AIM OF THE TASK:
Each entry must be given again exactly; images do not belong in the copy.

------ LISTING

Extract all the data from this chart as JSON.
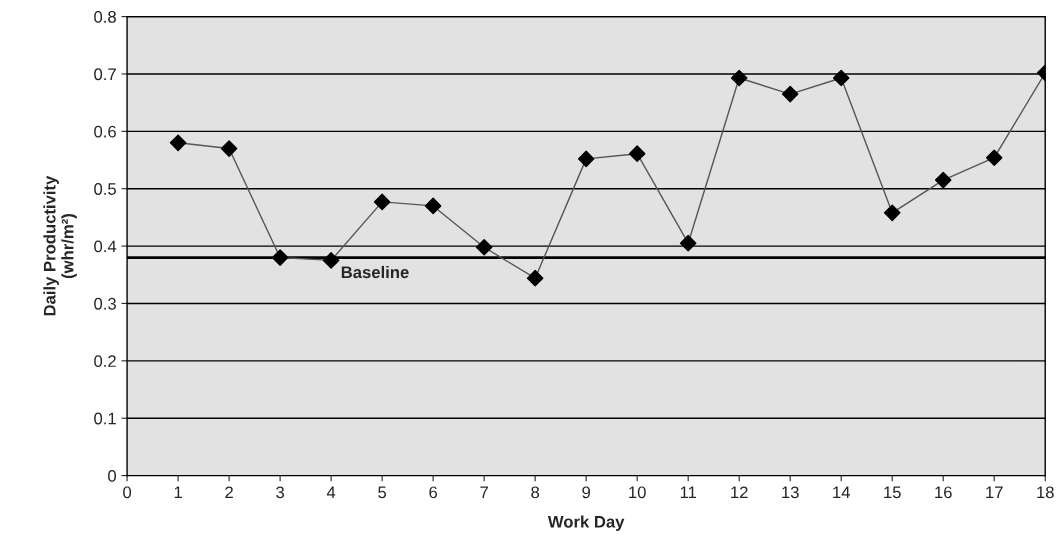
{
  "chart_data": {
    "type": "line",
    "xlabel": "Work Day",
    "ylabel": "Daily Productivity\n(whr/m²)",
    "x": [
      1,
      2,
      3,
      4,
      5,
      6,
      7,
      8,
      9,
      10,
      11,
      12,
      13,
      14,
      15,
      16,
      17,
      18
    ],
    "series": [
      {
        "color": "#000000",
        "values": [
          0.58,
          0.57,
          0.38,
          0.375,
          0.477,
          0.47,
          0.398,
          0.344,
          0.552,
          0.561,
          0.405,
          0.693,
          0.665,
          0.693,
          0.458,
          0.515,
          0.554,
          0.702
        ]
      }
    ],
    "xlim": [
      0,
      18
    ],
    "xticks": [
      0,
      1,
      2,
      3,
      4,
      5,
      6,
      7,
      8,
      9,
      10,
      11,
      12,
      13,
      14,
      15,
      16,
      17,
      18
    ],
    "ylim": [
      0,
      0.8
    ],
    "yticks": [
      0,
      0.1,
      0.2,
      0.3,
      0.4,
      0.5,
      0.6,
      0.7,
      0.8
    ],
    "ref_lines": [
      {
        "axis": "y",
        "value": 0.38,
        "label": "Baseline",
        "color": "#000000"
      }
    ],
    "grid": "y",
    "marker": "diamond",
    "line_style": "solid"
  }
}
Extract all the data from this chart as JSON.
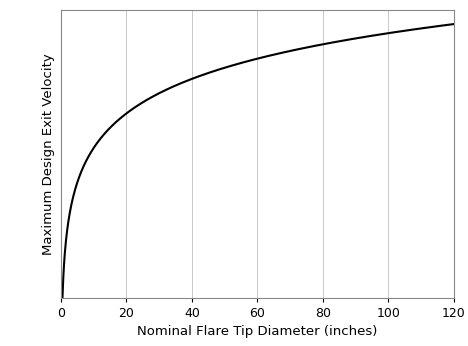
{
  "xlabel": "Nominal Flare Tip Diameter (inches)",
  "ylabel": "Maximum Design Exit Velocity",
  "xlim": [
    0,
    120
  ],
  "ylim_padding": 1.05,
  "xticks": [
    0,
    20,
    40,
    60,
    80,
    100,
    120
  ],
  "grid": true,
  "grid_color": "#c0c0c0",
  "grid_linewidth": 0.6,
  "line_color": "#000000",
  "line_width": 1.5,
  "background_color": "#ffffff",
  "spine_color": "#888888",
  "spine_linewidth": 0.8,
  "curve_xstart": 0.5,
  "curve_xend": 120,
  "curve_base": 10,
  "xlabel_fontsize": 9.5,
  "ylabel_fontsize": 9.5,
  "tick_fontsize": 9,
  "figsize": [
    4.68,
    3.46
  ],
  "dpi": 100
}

------------

REPLY:
Extract all the data from this chart as JSON.
{
  "chart_data": {
    "type": "line",
    "xlabel": "Work Day",
    "ylabel": "Daily Productivity\n(whr/m²)",
    "x": [
      1,
      2,
      3,
      4,
      5,
      6,
      7,
      8,
      9,
      10,
      11,
      12,
      13,
      14,
      15,
      16,
      17,
      18
    ],
    "series": [
      {
        "color": "#000000",
        "values": [
          0.58,
          0.57,
          0.38,
          0.375,
          0.477,
          0.47,
          0.398,
          0.344,
          0.552,
          0.561,
          0.405,
          0.693,
          0.665,
          0.693,
          0.458,
          0.515,
          0.554,
          0.702
        ]
      }
    ],
    "xlim": [
      0,
      18
    ],
    "xticks": [
      0,
      1,
      2,
      3,
      4,
      5,
      6,
      7,
      8,
      9,
      10,
      11,
      12,
      13,
      14,
      15,
      16,
      17,
      18
    ],
    "ylim": [
      0,
      0.8
    ],
    "yticks": [
      0,
      0.1,
      0.2,
      0.3,
      0.4,
      0.5,
      0.6,
      0.7,
      0.8
    ],
    "ref_lines": [
      {
        "axis": "y",
        "value": 0.38,
        "label": "Baseline",
        "color": "#000000"
      }
    ],
    "grid": "y",
    "marker": "diamond",
    "line_style": "solid"
  }
}
Extract all the data from this chart as JSON.
{
  "xlabel": "Nominal Flare Tip Diameter (inches)",
  "ylabel": "Maximum Design Exit Velocity",
  "xlim": [
    0,
    120
  ],
  "ylim_padding": 1.05,
  "xticks": [
    0,
    20,
    40,
    60,
    80,
    100,
    120
  ],
  "grid": true,
  "grid_color": "#c0c0c0",
  "grid_linewidth": 0.6,
  "line_color": "#000000",
  "line_width": 1.5,
  "background_color": "#ffffff",
  "spine_color": "#888888",
  "spine_linewidth": 0.8,
  "curve_xstart": 0.5,
  "curve_xend": 120,
  "curve_base": 10,
  "xlabel_fontsize": 9.5,
  "ylabel_fontsize": 9.5,
  "tick_fontsize": 9,
  "figsize": [
    4.68,
    3.46
  ],
  "dpi": 100
}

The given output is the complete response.